EXERCISE DESCRIPTION
Each line below should be retyped exactly, with no pictures.

MATERIAL FOR THIS EXERCISE
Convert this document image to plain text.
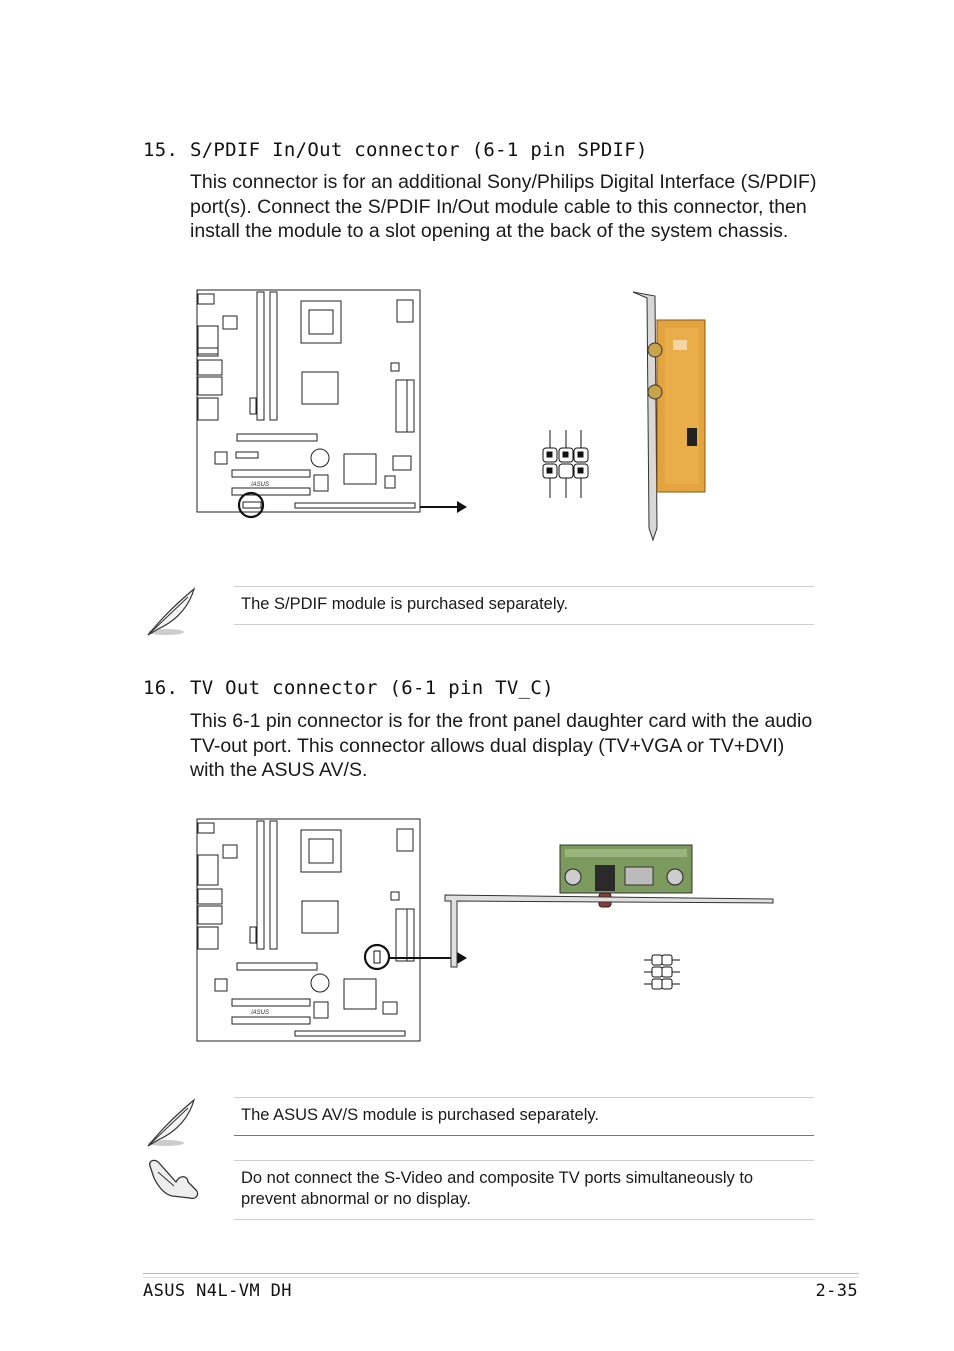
15. S/PDIF In/Out connector (6-1 pin SPDIF)
This connector is for an additional Sony/Philips Digital Interface (S/PDIF) port(s). Connect the S/PDIF In/Out module cable to this connector, then install the module to a slot opening at the back of the system chassis.
/ASUS
The S/PDIF module is purchased separately.
16. TV Out connector (6-1 pin TV_C)
This 6-1 pin connector is for the front panel daughter card with the audio TV-out port. This connector allows dual display (TV+VGA or TV+DVI) with the ASUS AV/S.
/ASUS
The ASUS AV/S module is purchased separately.
Do not connect the S-Video and composite TV ports simultaneously to prevent abnormal or no display.
ASUS N4L-VM DH	2-35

EXERCISE RESULT
Convert this document image to plain text.
15. S/PDIF In/Out connector (6-1 pin SPDIF)
This connector is for an additional Sony/Philips Digital Interface (S/PDIF) port(s). Connect the S/PDIF In/Out module cable to this connector, then install the module to a slot opening at the back of the system chassis.
/ASUS
The S/PDIF module is purchased separately.
16. TV Out connector (6-1 pin TV_C)
This 6-1 pin connector is for the front panel daughter card with the audio TV-out port. This connector allows dual display (TV+VGA or TV+DVI) with the ASUS AV/S.
/ASUS
The ASUS AV/S module is purchased separately.
Do not connect the S-Video and composite TV ports simultaneously to prevent abnormal or no display.
ASUS N4L-VM DH	2-35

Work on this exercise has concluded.